[Collection entries]
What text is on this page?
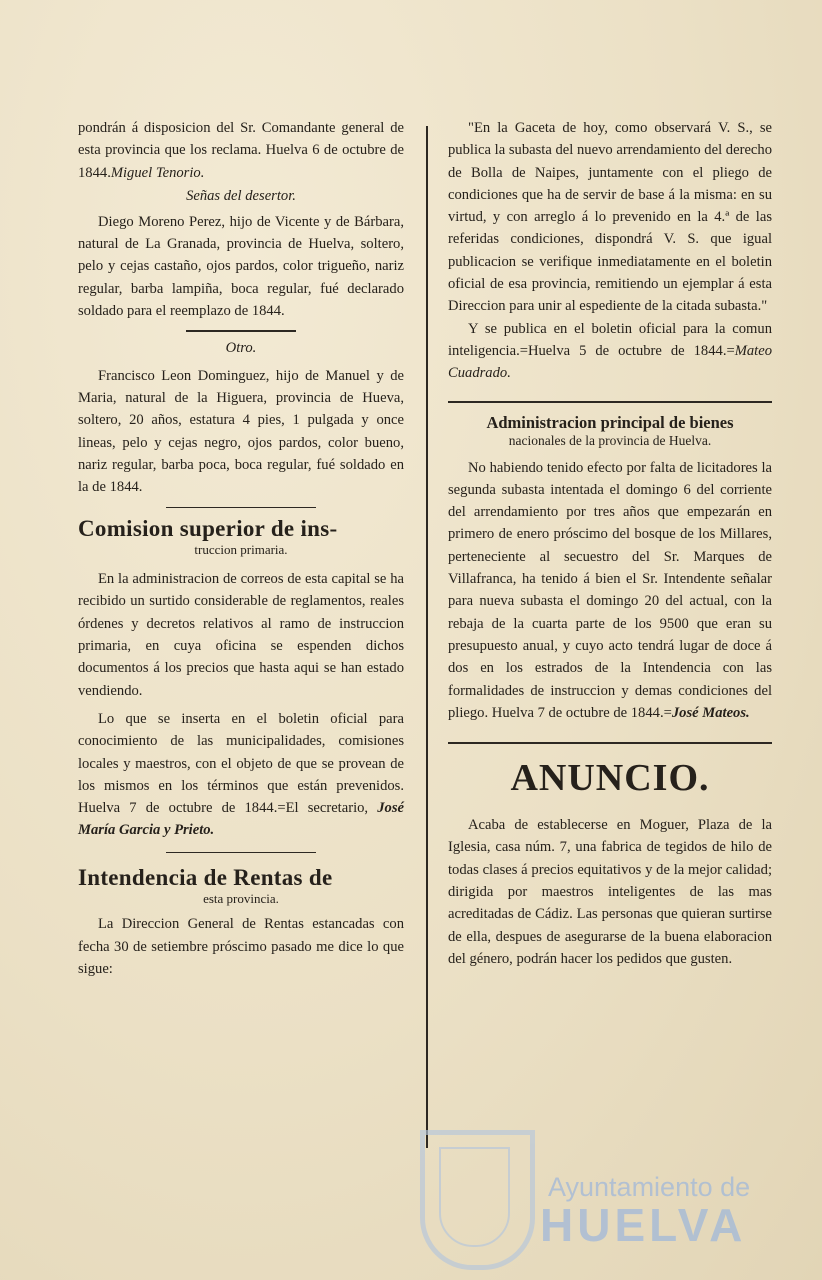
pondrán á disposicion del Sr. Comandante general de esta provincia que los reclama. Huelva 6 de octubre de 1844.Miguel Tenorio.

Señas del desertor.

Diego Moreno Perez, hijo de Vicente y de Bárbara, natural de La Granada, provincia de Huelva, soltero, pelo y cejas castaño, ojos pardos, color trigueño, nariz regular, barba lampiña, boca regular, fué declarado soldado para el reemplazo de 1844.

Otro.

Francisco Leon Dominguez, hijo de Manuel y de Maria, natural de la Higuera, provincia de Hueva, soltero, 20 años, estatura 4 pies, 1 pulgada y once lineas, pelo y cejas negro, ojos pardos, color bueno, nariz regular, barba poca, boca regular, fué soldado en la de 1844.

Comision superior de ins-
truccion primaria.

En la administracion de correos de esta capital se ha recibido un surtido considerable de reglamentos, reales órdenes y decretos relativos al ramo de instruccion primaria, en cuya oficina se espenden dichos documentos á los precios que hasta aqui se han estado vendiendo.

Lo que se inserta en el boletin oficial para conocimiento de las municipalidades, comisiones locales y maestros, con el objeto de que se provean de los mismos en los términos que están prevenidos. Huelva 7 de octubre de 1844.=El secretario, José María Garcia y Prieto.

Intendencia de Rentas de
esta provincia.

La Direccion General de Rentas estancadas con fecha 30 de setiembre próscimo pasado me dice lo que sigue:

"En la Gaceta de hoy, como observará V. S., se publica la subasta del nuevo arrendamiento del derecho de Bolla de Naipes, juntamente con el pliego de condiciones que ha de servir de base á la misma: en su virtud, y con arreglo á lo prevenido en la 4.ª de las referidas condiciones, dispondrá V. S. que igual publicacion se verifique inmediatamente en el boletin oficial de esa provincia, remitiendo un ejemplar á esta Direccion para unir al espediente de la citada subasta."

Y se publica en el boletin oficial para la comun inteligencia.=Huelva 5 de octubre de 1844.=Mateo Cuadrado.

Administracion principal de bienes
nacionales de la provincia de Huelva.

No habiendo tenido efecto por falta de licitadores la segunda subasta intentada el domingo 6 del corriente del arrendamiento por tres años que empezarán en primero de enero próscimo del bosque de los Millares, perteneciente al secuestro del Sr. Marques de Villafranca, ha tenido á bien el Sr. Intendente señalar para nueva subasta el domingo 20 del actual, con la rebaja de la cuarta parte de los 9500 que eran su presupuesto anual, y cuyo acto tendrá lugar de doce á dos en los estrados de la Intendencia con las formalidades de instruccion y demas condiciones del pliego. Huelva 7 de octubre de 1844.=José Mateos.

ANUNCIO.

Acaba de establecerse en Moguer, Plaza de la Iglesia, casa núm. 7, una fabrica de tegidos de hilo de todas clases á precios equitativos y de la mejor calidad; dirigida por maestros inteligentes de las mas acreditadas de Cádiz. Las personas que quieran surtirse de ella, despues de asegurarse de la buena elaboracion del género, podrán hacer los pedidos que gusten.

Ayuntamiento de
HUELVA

* * *

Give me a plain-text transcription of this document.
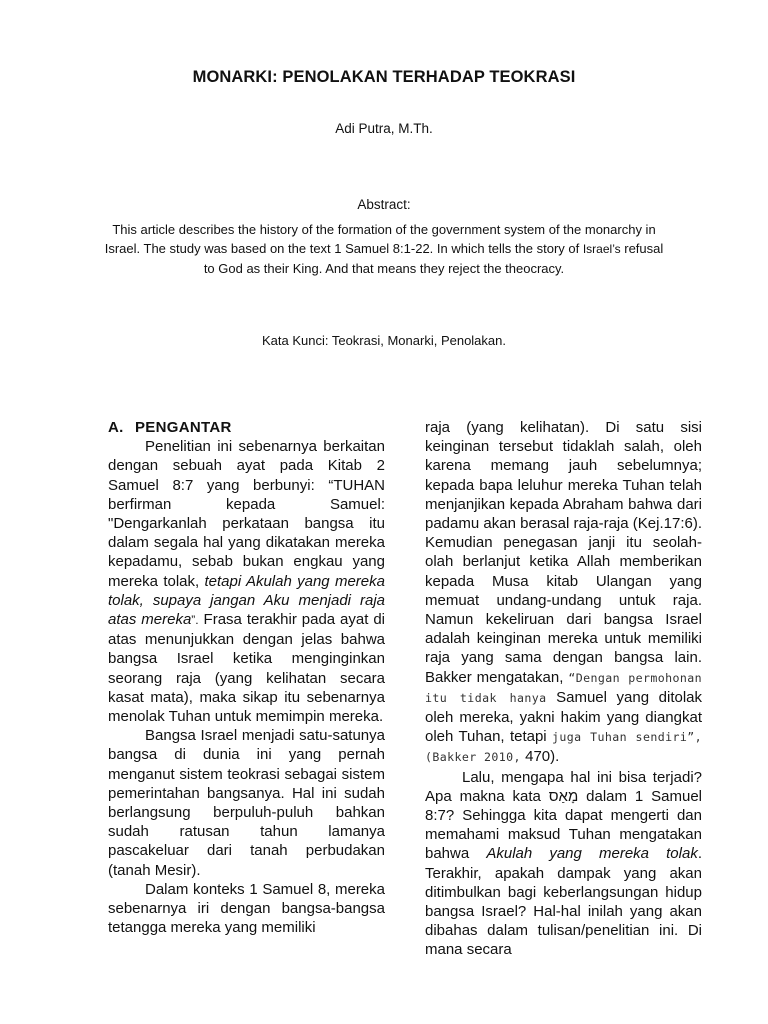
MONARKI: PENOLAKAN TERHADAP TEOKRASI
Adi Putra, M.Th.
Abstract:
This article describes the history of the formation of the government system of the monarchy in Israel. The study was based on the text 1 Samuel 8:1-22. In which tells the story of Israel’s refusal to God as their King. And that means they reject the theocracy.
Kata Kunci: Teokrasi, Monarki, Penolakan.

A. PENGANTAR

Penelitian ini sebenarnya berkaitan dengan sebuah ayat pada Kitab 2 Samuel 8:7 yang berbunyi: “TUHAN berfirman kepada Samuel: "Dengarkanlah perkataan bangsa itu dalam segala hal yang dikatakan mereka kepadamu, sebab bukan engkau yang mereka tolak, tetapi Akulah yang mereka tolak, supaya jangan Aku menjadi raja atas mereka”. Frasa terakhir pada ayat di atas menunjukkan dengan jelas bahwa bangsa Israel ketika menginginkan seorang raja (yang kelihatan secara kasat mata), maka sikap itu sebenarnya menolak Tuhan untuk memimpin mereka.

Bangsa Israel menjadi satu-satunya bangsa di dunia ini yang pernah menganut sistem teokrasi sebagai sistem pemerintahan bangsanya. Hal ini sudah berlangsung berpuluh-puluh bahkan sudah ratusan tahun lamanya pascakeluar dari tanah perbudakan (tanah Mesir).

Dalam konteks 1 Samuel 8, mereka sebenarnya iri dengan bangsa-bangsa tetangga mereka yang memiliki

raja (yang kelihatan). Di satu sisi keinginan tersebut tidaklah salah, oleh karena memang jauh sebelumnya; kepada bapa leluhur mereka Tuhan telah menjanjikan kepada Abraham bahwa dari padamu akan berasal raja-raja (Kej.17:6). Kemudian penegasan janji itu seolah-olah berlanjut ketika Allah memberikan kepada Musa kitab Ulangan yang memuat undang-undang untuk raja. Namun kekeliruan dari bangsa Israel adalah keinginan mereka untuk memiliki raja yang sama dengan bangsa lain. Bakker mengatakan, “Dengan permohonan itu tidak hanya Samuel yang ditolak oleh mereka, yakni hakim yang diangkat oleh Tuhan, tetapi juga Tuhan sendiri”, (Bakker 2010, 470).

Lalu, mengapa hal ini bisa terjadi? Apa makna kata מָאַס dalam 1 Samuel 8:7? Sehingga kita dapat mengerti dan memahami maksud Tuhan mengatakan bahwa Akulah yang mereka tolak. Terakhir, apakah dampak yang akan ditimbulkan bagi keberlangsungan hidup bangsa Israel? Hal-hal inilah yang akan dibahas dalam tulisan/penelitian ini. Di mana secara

__Problem to work on__.
Identify each line containing the string "ketika" and copy it out.

__Complete answer__.
Penelitian ini sebenarnya berkaitan dengan sebuah ayat pada Kitab 2 Samuel 8:7 yang berbunyi: “TUHAN berfirman kepada Samuel: "Dengarkanlah perkataan bangsa itu dalam segala hal yang dikatakan mereka kepadamu, sebab bukan engkau yang mereka tolak, tetapi Akulah yang mereka tolak, supaya jangan Aku menjadi raja atas mereka”. Frasa terakhir pada ayat di atas menunjukkan dengan jelas bahwa bangsa Israel ketika menginginkan seorang raja (yang kelihatan secara kasat mata), maka sikap itu sebenarnya menolak Tuhan untuk memimpin mereka.
raja (yang kelihatan). Di satu sisi keinginan tersebut tidaklah salah, oleh karena memang jauh sebelumnya; kepada bapa leluhur mereka Tuhan telah menjanjikan kepada Abraham bahwa dari padamu akan berasal raja-raja (Kej.17:6). Kemudian penegasan janji itu seolah-olah berlanjut ketika Allah memberikan kepada Musa kitab Ulangan yang memuat undang-undang untuk raja. Namun kekeliruan dari bangsa Israel adalah keinginan mereka untuk memiliki raja yang sama dengan bangsa lain. Bakker mengatakan, “Dengan permohonan itu tidak hanya Samuel yang ditolak oleh mereka, yakni hakim yang diangkat oleh Tuhan, tetapi juga Tuhan sendiri”, (Bakker 2010, 470).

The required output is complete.